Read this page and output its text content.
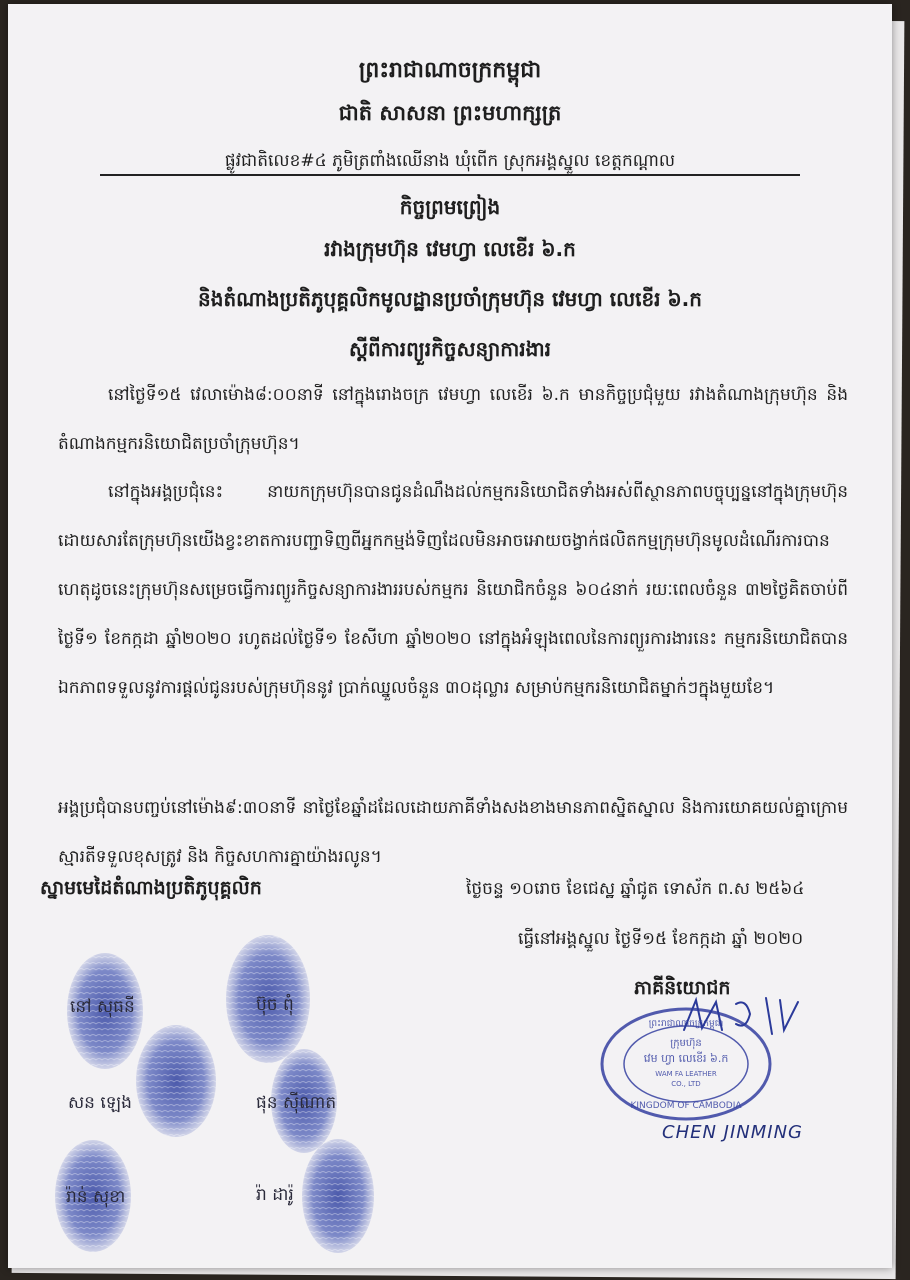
ព្រះរាជាណាចក្រកម្ពុជា
ជាតិ សាសនា ព្រះមហាក្សត្រ
ផ្លូវជាតិលេខ#៤ ភូមិត្រពាំងឈើនាង ឃុំពើក ស្រុកអង្គស្នួល ខេត្តកណ្ដាល
កិច្ចព្រមព្រៀង
រវាងក្រុមហ៊ុន វេមហ្វា លេខើរ ៦.ក
និងតំណាងប្រតិភូបុគ្គលិកមូលដ្ឋានប្រចាំក្រុមហ៊ុន វេមហ្វា លេខើរ ៦.ក
ស្ដីពីការព្យួរកិច្ចសន្យាការងារ
នៅថ្ងៃទី១៥ វេលាម៉ោង៨:០០នាទី នៅក្នុងរោងចក្រ វេមហ្វា លេខើរ ៦.ក មានកិច្ចប្រជុំមួយ រវាងតំណាងក្រុមហ៊ុន និងតំណាងកម្មករនិយោជិតប្រចាំក្រុមហ៊ុន។
នៅក្នុងអង្គប្រជុំនេះ នាយកក្រុមហ៊ុនបានជូនដំណឹងដល់កម្មករនិយោជិតទាំងអស់ពីស្ថានភាពបច្ចុប្បន្ននៅក្នុងក្រុមហ៊ុន ដោយសារតែក្រុមហ៊ុនយើងខ្វះខាតការបញ្ជាទិញពីអ្នកកម្មង់ទិញដែលមិនអាចអោយចង្វាក់ផលិតកម្មក្រុមហ៊ុនមូលដំណើរការបាន ហេតុដូចនេះក្រុមហ៊ុនសម្រេចធ្វើការព្យួរកិច្ចសន្យាការងាររបស់កម្មករ និយោជិកចំនួន ៦០៤នាក់ រយៈពេលចំនួន ៣២ថ្ងៃគិតចាប់ពី ថ្ងៃទី១ ខែកក្កដា ឆ្នាំ២០២០ រហូតដល់ថ្ងៃទី១ ខែសីហា ឆ្នាំ២០២០ នៅក្នុងអំឡុងពេលនៃការព្យួរការងារនេះ កម្មករនិយោជិតបានឯកភាពទទួលនូវការផ្ដល់ជូនរបស់ក្រុមហ៊ុននូវ ប្រាក់ឈ្នួលចំនួន ៣០ដុល្លារ សម្រាប់កម្មករនិយោជិតម្នាក់ៗក្នុងមួយខែ។
អង្គប្រជុំបានបញ្ចប់នៅម៉ោង៩:៣០នាទី នាថ្ងៃខែឆ្នាំដដែលដោយភាគីទាំងសងខាងមានភាពស្និតស្នាល និងការយោគយល់គ្នាក្រោមស្មារតីទទួលខុសត្រូវ និង កិច្ចសហការគ្នាយ៉ាងរលូន។
ស្នាមមេដៃតំណាងប្រតិភូបុគ្គលិក	ថ្ងៃចន្ទ ១០រោច ខែជេស្ឋ ឆ្នាំជូត ទោស័ក ព.ស ២៥៦៤
ធ្វើនៅអង្គស្នួល ថ្ងៃទី១៥ ខែកក្កដា ឆ្នាំ ២០២០
ភាគីនិយោជក
នៅ សុធនី	ប៊ុច ពុំ
សន ឡេង	ផុន ស៊ីណាត
រ៉ាន់ សុខា	រ៉ា ដារ៉ូ
ព្រះរាជាណាចក្រកម្ពុជា
ក្រុមហ៊ុន
វេម ហ្វា លេខើរ ៦.ក
WAM FA LEATHER
CO., LTD
KINGDOM OF CAMBODIA
CHEN JINMING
=-=-=-=-=
Return every line of the records exactly as given, pictures excluded.

Reply to the exercise:
Read this page and output its text content.
ព្រះរាជាណាចក្រកម្ពុជា
ជាតិ សាសនា ព្រះមហាក្សត្រ
ផ្លូវជាតិលេខ#៤ ភូមិត្រពាំងឈើនាង ឃុំពើក ស្រុកអង្គស្នួល ខេត្តកណ្ដាល
កិច្ចព្រមព្រៀង
រវាងក្រុមហ៊ុន វេមហ្វា លេខើរ ៦.ក
និងតំណាងប្រតិភូបុគ្គលិកមូលដ្ឋានប្រចាំក្រុមហ៊ុន វេមហ្វា លេខើរ ៦.ក
ស្ដីពីការព្យួរកិច្ចសន្យាការងារ
នៅថ្ងៃទី១៥ វេលាម៉ោង៨:០០នាទី នៅក្នុងរោងចក្រ វេមហ្វា លេខើរ ៦.ក មានកិច្ចប្រជុំមួយ រវាងតំណាងក្រុមហ៊ុន និងតំណាងកម្មករនិយោជិតប្រចាំក្រុមហ៊ុន។
នៅក្នុងអង្គប្រជុំនេះ នាយកក្រុមហ៊ុនបានជូនដំណឹងដល់កម្មករនិយោជិតទាំងអស់ពីស្ថានភាពបច្ចុប្បន្ននៅក្នុងក្រុមហ៊ុន ដោយសារតែក្រុមហ៊ុនយើងខ្វះខាតការបញ្ជាទិញពីអ្នកកម្មង់ទិញដែលមិនអាចអោយចង្វាក់ផលិតកម្មក្រុមហ៊ុនមូលដំណើរការបាន ហេតុដូចនេះក្រុមហ៊ុនសម្រេចធ្វើការព្យួរកិច្ចសន្យាការងាររបស់កម្មករ និយោជិកចំនួន ៦០៤នាក់ រយៈពេលចំនួន ៣២ថ្ងៃគិតចាប់ពី ថ្ងៃទី១ ខែកក្កដា ឆ្នាំ២០២០ រហូតដល់ថ្ងៃទី១ ខែសីហា ឆ្នាំ២០២០ នៅក្នុងអំឡុងពេលនៃការព្យួរការងារនេះ កម្មករនិយោជិតបានឯកភាពទទួលនូវការផ្ដល់ជូនរបស់ក្រុមហ៊ុននូវ ប្រាក់ឈ្នួលចំនួន ៣០ដុល្លារ សម្រាប់កម្មករនិយោជិតម្នាក់ៗក្នុងមួយខែ។
អង្គប្រជុំបានបញ្ចប់នៅម៉ោង៩:៣០នាទី នាថ្ងៃខែឆ្នាំដដែលដោយភាគីទាំងសងខាងមានភាពស្និតស្នាល និងការយោគយល់គ្នាក្រោមស្មារតីទទួលខុសត្រូវ និង កិច្ចសហការគ្នាយ៉ាងរលូន។
ស្នាមមេដៃតំណាងប្រតិភូបុគ្គលិក	ថ្ងៃចន្ទ ១០រោច ខែជេស្ឋ ឆ្នាំជូត ទោស័ក ព.ស ២៥៦៤
ធ្វើនៅអង្គស្នួល ថ្ងៃទី១៥ ខែកក្កដា ឆ្នាំ ២០២០
ភាគីនិយោជក
នៅ សុធនី	ប៊ុច ពុំ
សន ឡេង	ផុន ស៊ីណាត
រ៉ាន់ សុខា	រ៉ា ដារ៉ូ
ព្រះរាជាណាចក្រកម្ពុជា
ក្រុមហ៊ុន
វេម ហ្វា លេខើរ ៦.ក
WAM FA LEATHER
CO., LTD
KINGDOM OF CAMBODIA
CHEN JINMING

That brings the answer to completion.